===== DATA LISTING
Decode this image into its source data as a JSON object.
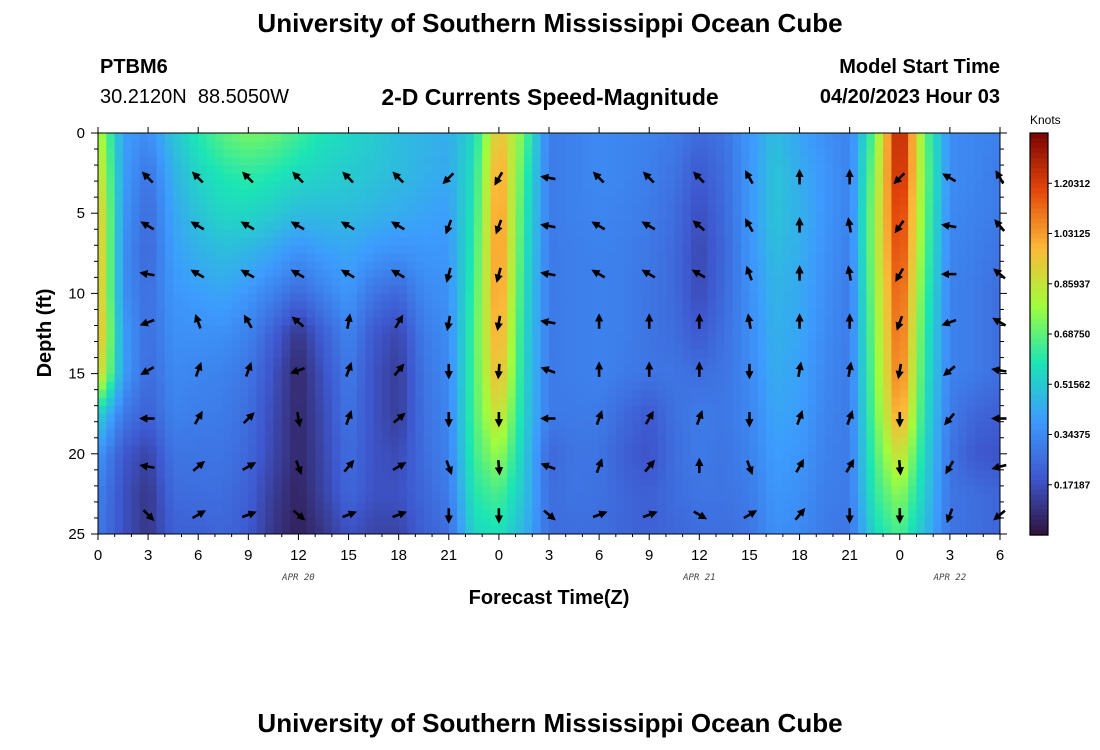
{
  "page": {
    "title": "University of Southern Mississippi Ocean Cube",
    "title_repeat": "University of Southern Mississippi Ocean Cube"
  },
  "header": {
    "station": "PTBM6",
    "coordinates": "30.2120N  88.5050W",
    "plot_title": "2-D Currents Speed-Magnitude",
    "start_label": "Model Start Time",
    "start_value": "04/20/2023 Hour 03"
  },
  "colorbar": {
    "units": "Knots",
    "tick_labels": [
      "1.20312",
      "1.03125",
      "0.85937",
      "0.68750",
      "0.51562",
      "0.34375",
      "0.17187"
    ],
    "tick_values": [
      1.20312,
      1.03125,
      0.85937,
      0.6875,
      0.51562,
      0.34375,
      0.17187
    ],
    "range": [
      0.0,
      1.375
    ],
    "colormap": [
      "#30123b",
      "#3e58cf",
      "#3d9bfe",
      "#1be5b5",
      "#a2fc3c",
      "#fbb938",
      "#e4460a",
      "#7a0403"
    ]
  },
  "chart_data": {
    "type": "heatmap",
    "ylabel": "Depth (ft)",
    "xlabel": "Forecast Time(Z)",
    "x_range": [
      0,
      54
    ],
    "y_range": [
      0,
      25
    ],
    "y_inverted": true,
    "x_tick_positions": [
      0,
      3,
      6,
      9,
      12,
      15,
      18,
      21,
      24,
      27,
      30,
      33,
      36,
      39,
      42,
      45,
      48,
      51,
      54
    ],
    "x_tick_labels": [
      "0",
      "3",
      "6",
      "9",
      "12",
      "15",
      "18",
      "21",
      "0",
      "3",
      "6",
      "9",
      "12",
      "15",
      "18",
      "21",
      "0",
      "3",
      "6"
    ],
    "y_tick_values": [
      0,
      5,
      10,
      15,
      20,
      25
    ],
    "y_tick_labels": [
      "0",
      "5",
      "10",
      "15",
      "20",
      "25"
    ],
    "date_labels": [
      {
        "x": 12,
        "label": "APR 20"
      },
      {
        "x": 36,
        "label": "APR 21"
      },
      {
        "x": 51,
        "label": "APR 22"
      }
    ],
    "speed_grid": {
      "x": [
        0,
        1.5,
        3,
        4.5,
        6,
        7.5,
        9,
        10.5,
        12,
        13.5,
        15,
        16.5,
        18,
        19.5,
        21,
        22.5,
        24,
        25.5,
        27,
        28.5,
        30,
        31.5,
        33,
        34.5,
        36,
        37.5,
        39,
        40.5,
        42,
        43.5,
        45,
        46.5,
        48,
        49.5,
        51,
        52.5,
        54
      ],
      "depth": [
        0,
        2.5,
        5,
        7.5,
        10,
        12.5,
        15,
        17.5,
        20,
        22.5,
        25
      ],
      "values": [
        [
          0.85,
          0.4,
          0.35,
          0.5,
          0.6,
          0.68,
          0.72,
          0.7,
          0.64,
          0.58,
          0.55,
          0.52,
          0.48,
          0.46,
          0.44,
          0.55,
          0.98,
          0.7,
          0.3,
          0.32,
          0.34,
          0.33,
          0.32,
          0.3,
          0.25,
          0.28,
          0.38,
          0.48,
          0.42,
          0.36,
          0.32,
          0.7,
          1.33,
          0.7,
          0.35,
          0.33,
          0.32
        ],
        [
          0.92,
          0.4,
          0.28,
          0.45,
          0.55,
          0.6,
          0.62,
          0.6,
          0.56,
          0.54,
          0.52,
          0.5,
          0.48,
          0.45,
          0.43,
          0.58,
          1.05,
          0.65,
          0.3,
          0.32,
          0.34,
          0.33,
          0.31,
          0.28,
          0.2,
          0.26,
          0.38,
          0.5,
          0.44,
          0.38,
          0.32,
          0.75,
          1.3,
          0.72,
          0.35,
          0.33,
          0.3
        ],
        [
          0.98,
          0.38,
          0.25,
          0.42,
          0.5,
          0.55,
          0.55,
          0.52,
          0.48,
          0.48,
          0.48,
          0.46,
          0.44,
          0.42,
          0.4,
          0.6,
          1.07,
          0.62,
          0.3,
          0.32,
          0.33,
          0.32,
          0.3,
          0.26,
          0.17,
          0.25,
          0.38,
          0.5,
          0.45,
          0.38,
          0.32,
          0.78,
          1.25,
          0.7,
          0.34,
          0.32,
          0.3
        ],
        [
          1.0,
          0.36,
          0.24,
          0.4,
          0.45,
          0.48,
          0.46,
          0.42,
          0.36,
          0.4,
          0.42,
          0.38,
          0.36,
          0.38,
          0.38,
          0.62,
          1.08,
          0.6,
          0.3,
          0.31,
          0.32,
          0.31,
          0.29,
          0.25,
          0.15,
          0.24,
          0.37,
          0.48,
          0.44,
          0.37,
          0.31,
          0.78,
          1.22,
          0.68,
          0.33,
          0.31,
          0.28
        ],
        [
          1.0,
          0.36,
          0.26,
          0.38,
          0.4,
          0.42,
          0.38,
          0.32,
          0.25,
          0.32,
          0.38,
          0.28,
          0.24,
          0.34,
          0.36,
          0.64,
          1.07,
          0.58,
          0.3,
          0.31,
          0.32,
          0.31,
          0.28,
          0.25,
          0.16,
          0.25,
          0.36,
          0.46,
          0.43,
          0.36,
          0.3,
          0.76,
          1.18,
          0.65,
          0.32,
          0.3,
          0.26
        ],
        [
          1.02,
          0.4,
          0.26,
          0.36,
          0.36,
          0.36,
          0.32,
          0.22,
          0.1,
          0.22,
          0.33,
          0.2,
          0.15,
          0.3,
          0.35,
          0.66,
          1.04,
          0.56,
          0.3,
          0.31,
          0.32,
          0.31,
          0.28,
          0.26,
          0.2,
          0.27,
          0.35,
          0.45,
          0.42,
          0.35,
          0.3,
          0.74,
          1.15,
          0.62,
          0.32,
          0.3,
          0.26
        ],
        [
          0.95,
          0.4,
          0.25,
          0.34,
          0.33,
          0.32,
          0.28,
          0.18,
          0.06,
          0.18,
          0.3,
          0.18,
          0.12,
          0.28,
          0.34,
          0.66,
          1.0,
          0.55,
          0.3,
          0.31,
          0.32,
          0.3,
          0.28,
          0.28,
          0.26,
          0.28,
          0.34,
          0.44,
          0.41,
          0.34,
          0.3,
          0.72,
          1.12,
          0.6,
          0.32,
          0.3,
          0.26
        ],
        [
          0.55,
          0.3,
          0.22,
          0.32,
          0.31,
          0.3,
          0.26,
          0.16,
          0.06,
          0.16,
          0.28,
          0.18,
          0.12,
          0.27,
          0.33,
          0.66,
          0.9,
          0.54,
          0.3,
          0.3,
          0.3,
          0.25,
          0.2,
          0.27,
          0.3,
          0.29,
          0.33,
          0.42,
          0.4,
          0.33,
          0.3,
          0.7,
          1.05,
          0.58,
          0.3,
          0.24,
          0.22
        ],
        [
          0.38,
          0.2,
          0.14,
          0.28,
          0.28,
          0.28,
          0.24,
          0.15,
          0.06,
          0.15,
          0.26,
          0.18,
          0.16,
          0.26,
          0.32,
          0.64,
          0.78,
          0.52,
          0.24,
          0.28,
          0.28,
          0.22,
          0.18,
          0.26,
          0.3,
          0.28,
          0.32,
          0.4,
          0.38,
          0.32,
          0.3,
          0.66,
          0.9,
          0.55,
          0.28,
          0.2,
          0.18
        ],
        [
          0.32,
          0.18,
          0.1,
          0.25,
          0.26,
          0.26,
          0.22,
          0.12,
          0.05,
          0.14,
          0.24,
          0.18,
          0.18,
          0.24,
          0.3,
          0.6,
          0.66,
          0.5,
          0.26,
          0.28,
          0.27,
          0.24,
          0.22,
          0.26,
          0.28,
          0.28,
          0.3,
          0.38,
          0.36,
          0.31,
          0.3,
          0.62,
          0.76,
          0.52,
          0.28,
          0.26,
          0.24
        ],
        [
          0.3,
          0.18,
          0.1,
          0.22,
          0.22,
          0.24,
          0.2,
          0.1,
          0.04,
          0.1,
          0.18,
          0.14,
          0.14,
          0.22,
          0.26,
          0.55,
          0.58,
          0.46,
          0.26,
          0.26,
          0.26,
          0.24,
          0.22,
          0.24,
          0.26,
          0.26,
          0.28,
          0.36,
          0.34,
          0.3,
          0.28,
          0.56,
          0.66,
          0.48,
          0.28,
          0.26,
          0.24
        ]
      ]
    },
    "current_vectors": {
      "x": [
        3,
        6,
        9,
        12,
        15,
        18,
        21,
        24,
        27,
        30,
        33,
        36,
        39,
        42,
        45,
        48,
        51,
        54
      ],
      "depth": [
        2.8,
        5.8,
        8.8,
        11.8,
        14.8,
        17.8,
        20.8,
        23.8
      ],
      "direction_deg": [
        [
          315,
          315,
          315,
          315,
          315,
          315,
          225,
          210,
          280,
          315,
          315,
          315,
          330,
          0,
          0,
          225,
          300,
          330
        ],
        [
          300,
          300,
          300,
          300,
          300,
          300,
          200,
          200,
          280,
          300,
          300,
          310,
          330,
          0,
          350,
          215,
          280,
          320
        ],
        [
          280,
          300,
          300,
          300,
          300,
          300,
          195,
          195,
          280,
          300,
          300,
          300,
          340,
          0,
          350,
          210,
          270,
          310
        ],
        [
          250,
          340,
          330,
          310,
          10,
          30,
          190,
          190,
          280,
          0,
          0,
          0,
          350,
          0,
          0,
          200,
          250,
          300
        ],
        [
          240,
          20,
          20,
          250,
          20,
          40,
          180,
          185,
          290,
          0,
          0,
          0,
          180,
          10,
          10,
          190,
          230,
          280
        ],
        [
          270,
          30,
          45,
          170,
          20,
          50,
          180,
          180,
          270,
          20,
          30,
          20,
          180,
          20,
          20,
          180,
          220,
          270
        ],
        [
          280,
          50,
          60,
          160,
          40,
          60,
          160,
          175,
          290,
          20,
          40,
          0,
          160,
          30,
          30,
          175,
          210,
          255
        ],
        [
          135,
          60,
          70,
          130,
          70,
          70,
          180,
          180,
          130,
          70,
          70,
          120,
          60,
          40,
          180,
          180,
          200,
          230
        ]
      ]
    }
  }
}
==========
**AIM**
Determine how many lines of the listing above include the word "Ocean", and report that number only.

**ANSWER BELOW**
2